*** Dataset content

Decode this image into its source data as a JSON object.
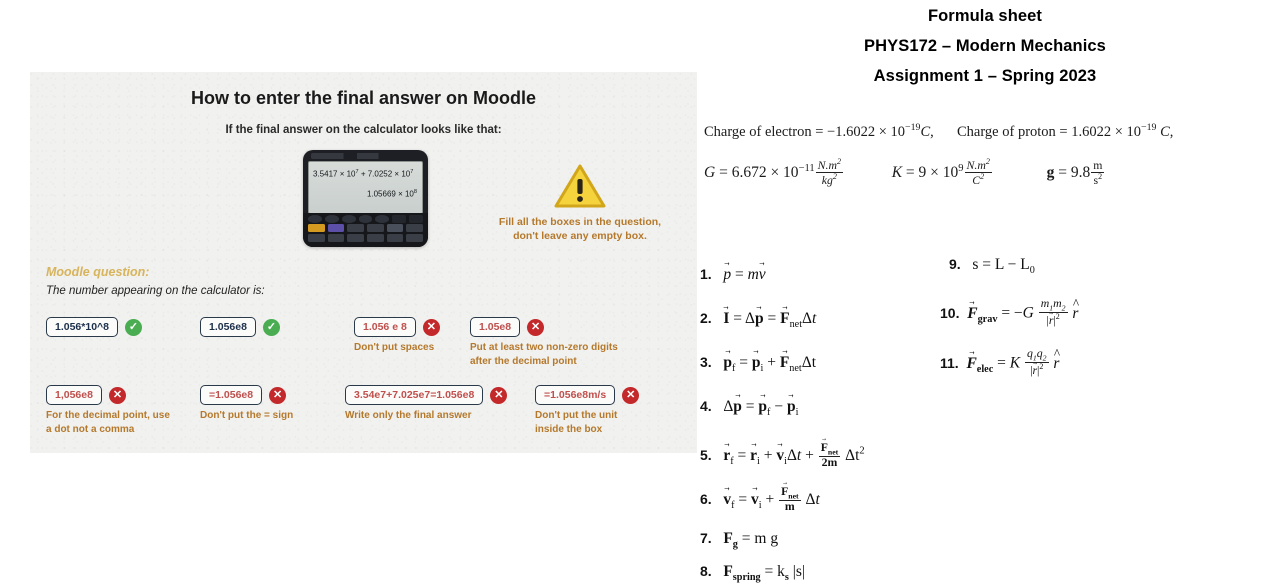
{
  "formula_sheet": {
    "title_line_1": "Formula sheet",
    "title_line_2": "PHYS172 – Modern Mechanics",
    "title_line_3": "Assignment 1 – Spring 2023",
    "constants": [
      {
        "id": "charge-of-electron",
        "label": "Charge of electron",
        "value": "−1.6022 × 10⁻¹⁹",
        "unit": "C"
      },
      {
        "id": "charge-of-proton",
        "label": "Charge of proton",
        "value": "1.6022 × 10⁻¹⁹",
        "unit": "C"
      },
      {
        "id": "gravitational-constant",
        "label": "G",
        "value": "6.672 × 10⁻¹¹",
        "unit": "N.m²/kg²"
      },
      {
        "id": "coulomb-constant",
        "label": "K",
        "value": "9 × 10⁹",
        "unit": "N.m²/C²"
      },
      {
        "id": "gravitational-acceleration",
        "label": "g",
        "value": "9.8",
        "unit": "m/s²"
      }
    ],
    "formulas_left": [
      {
        "number": "1.",
        "text": "p⃗ = m v⃗"
      },
      {
        "number": "2.",
        "text": "I⃗ = Δp⃗ = F⃗net Δt"
      },
      {
        "number": "3.",
        "text": "p⃗f = p⃗i + F⃗net Δt"
      },
      {
        "number": "4.",
        "text": "Δp⃗ = p⃗f − p⃗i"
      },
      {
        "number": "5.",
        "text": "r⃗f = r⃗i + v⃗i Δt + (F⃗net / 2m) Δt²"
      },
      {
        "number": "6.",
        "text": "v⃗f = v⃗i + (F⃗net / m) Δt"
      },
      {
        "number": "7.",
        "text": "Fg = m g"
      },
      {
        "number": "8.",
        "text": "Fspring = ks |s|"
      }
    ],
    "formulas_right": [
      {
        "number": "9.",
        "text": "s = L − L0"
      },
      {
        "number": "10.",
        "text": "F⃗grav = −G (m1 m2 / |r⃗|²) r̂"
      },
      {
        "number": "11.",
        "text": "F⃗elec = K (q1 q2 / |r⃗|²) r̂"
      }
    ]
  },
  "infographic": {
    "heading": "How to enter the final answer on Moodle",
    "subheading": "If the final answer on the calculator looks like that:",
    "calculator": {
      "line_1_base_a": "3.5417 × 10",
      "line_1_exp_a": "7",
      "line_1_op": " + 7.0252 × 10",
      "line_1_exp_b": "7",
      "line_2_base": "1.05669 × 10",
      "line_2_exp": "8"
    },
    "warning": {
      "icon": "warning-triangle-icon",
      "text_line_1": "Fill all the boxes in the question,",
      "text_line_2": "don't leave any empty box."
    },
    "moodle_label": "Moodle question:",
    "moodle_question": "The number appearing on the calculator is:",
    "answers": [
      {
        "id": "a1",
        "value": "1.056*10^8",
        "status": "correct",
        "mark": "✓",
        "note": ""
      },
      {
        "id": "a2",
        "value": "1.056e8",
        "status": "correct",
        "mark": "✓",
        "note": ""
      },
      {
        "id": "a3",
        "value": "1.056 e 8",
        "status": "incorrect",
        "mark": "✕",
        "note": "Don't put spaces"
      },
      {
        "id": "a4",
        "value": "1.05e8",
        "status": "incorrect",
        "mark": "✕",
        "note": "Put at least two non-zero digits after the decimal point"
      },
      {
        "id": "a5",
        "value": "1,056e8",
        "status": "incorrect",
        "mark": "✕",
        "note": "For the decimal point, use a dot not a comma"
      },
      {
        "id": "a6",
        "value": "=1.056e8",
        "status": "incorrect",
        "mark": "✕",
        "note": "Don't put the = sign"
      },
      {
        "id": "a7",
        "value": "3.54e7+7.025e7=1.056e8",
        "status": "incorrect",
        "mark": "✕",
        "note": "Write only the final answer"
      },
      {
        "id": "a8",
        "value": "=1.056e8m/s",
        "status": "incorrect",
        "mark": "✕",
        "note": "Don't put the unit inside the box"
      }
    ]
  },
  "colors": {
    "correct_green": "#4bad52",
    "incorrect_red": "#c3292b",
    "note_orange": "#b5792c",
    "moodle_label_gold": "#d8b45c",
    "box_border": "#2b3a4a",
    "panel_bg": "#f1f1ef"
  }
}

******

#### Your objective
Write out the entries again, exactly as given, skipping any images.

#### Result of this task
Decode this image into its source data as a JSON object.
{
  "formula_sheet": {
    "title_line_1": "Formula sheet",
    "title_line_2": "PHYS172 – Modern Mechanics",
    "title_line_3": "Assignment 1 – Spring 2023",
    "constants": [
      {
        "id": "charge-of-electron",
        "label": "Charge of electron",
        "value": "−1.6022 × 10⁻¹⁹",
        "unit": "C"
      },
      {
        "id": "charge-of-proton",
        "label": "Charge of proton",
        "value": "1.6022 × 10⁻¹⁹",
        "unit": "C"
      },
      {
        "id": "gravitational-constant",
        "label": "G",
        "value": "6.672 × 10⁻¹¹",
        "unit": "N.m²/kg²"
      },
      {
        "id": "coulomb-constant",
        "label": "K",
        "value": "9 × 10⁹",
        "unit": "N.m²/C²"
      },
      {
        "id": "gravitational-acceleration",
        "label": "g",
        "value": "9.8",
        "unit": "m/s²"
      }
    ],
    "formulas_left": [
      {
        "number": "1.",
        "text": "p⃗ = m v⃗"
      },
      {
        "number": "2.",
        "text": "I⃗ = Δp⃗ = F⃗net Δt"
      },
      {
        "number": "3.",
        "text": "p⃗f = p⃗i + F⃗net Δt"
      },
      {
        "number": "4.",
        "text": "Δp⃗ = p⃗f − p⃗i"
      },
      {
        "number": "5.",
        "text": "r⃗f = r⃗i + v⃗i Δt + (F⃗net / 2m) Δt²"
      },
      {
        "number": "6.",
        "text": "v⃗f = v⃗i + (F⃗net / m) Δt"
      },
      {
        "number": "7.",
        "text": "Fg = m g"
      },
      {
        "number": "8.",
        "text": "Fspring = ks |s|"
      }
    ],
    "formulas_right": [
      {
        "number": "9.",
        "text": "s = L − L0"
      },
      {
        "number": "10.",
        "text": "F⃗grav = −G (m1 m2 / |r⃗|²) r̂"
      },
      {
        "number": "11.",
        "text": "F⃗elec = K (q1 q2 / |r⃗|²) r̂"
      }
    ]
  },
  "infographic": {
    "heading": "How to enter the final answer on Moodle",
    "subheading": "If the final answer on the calculator looks like that:",
    "calculator": {
      "line_1_base_a": "3.5417 × 10",
      "line_1_exp_a": "7",
      "line_1_op": " + 7.0252 × 10",
      "line_1_exp_b": "7",
      "line_2_base": "1.05669 × 10",
      "line_2_exp": "8"
    },
    "warning": {
      "icon": "warning-triangle-icon",
      "text_line_1": "Fill all the boxes in the question,",
      "text_line_2": "don't leave any empty box."
    },
    "moodle_label": "Moodle question:",
    "moodle_question": "The number appearing on the calculator is:",
    "answers": [
      {
        "id": "a1",
        "value": "1.056*10^8",
        "status": "correct",
        "mark": "✓",
        "note": ""
      },
      {
        "id": "a2",
        "value": "1.056e8",
        "status": "correct",
        "mark": "✓",
        "note": ""
      },
      {
        "id": "a3",
        "value": "1.056 e 8",
        "status": "incorrect",
        "mark": "✕",
        "note": "Don't put spaces"
      },
      {
        "id": "a4",
        "value": "1.05e8",
        "status": "incorrect",
        "mark": "✕",
        "note": "Put at least two non-zero digits after the decimal point"
      },
      {
        "id": "a5",
        "value": "1,056e8",
        "status": "incorrect",
        "mark": "✕",
        "note": "For the decimal point, use a dot not a comma"
      },
      {
        "id": "a6",
        "value": "=1.056e8",
        "status": "incorrect",
        "mark": "✕",
        "note": "Don't put the = sign"
      },
      {
        "id": "a7",
        "value": "3.54e7+7.025e7=1.056e8",
        "status": "incorrect",
        "mark": "✕",
        "note": "Write only the final answer"
      },
      {
        "id": "a8",
        "value": "=1.056e8m/s",
        "status": "incorrect",
        "mark": "✕",
        "note": "Don't put the unit inside the box"
      }
    ]
  },
  "colors": {
    "correct_green": "#4bad52",
    "incorrect_red": "#c3292b",
    "note_orange": "#b5792c",
    "moodle_label_gold": "#d8b45c",
    "box_border": "#2b3a4a",
    "panel_bg": "#f1f1ef"
  }
}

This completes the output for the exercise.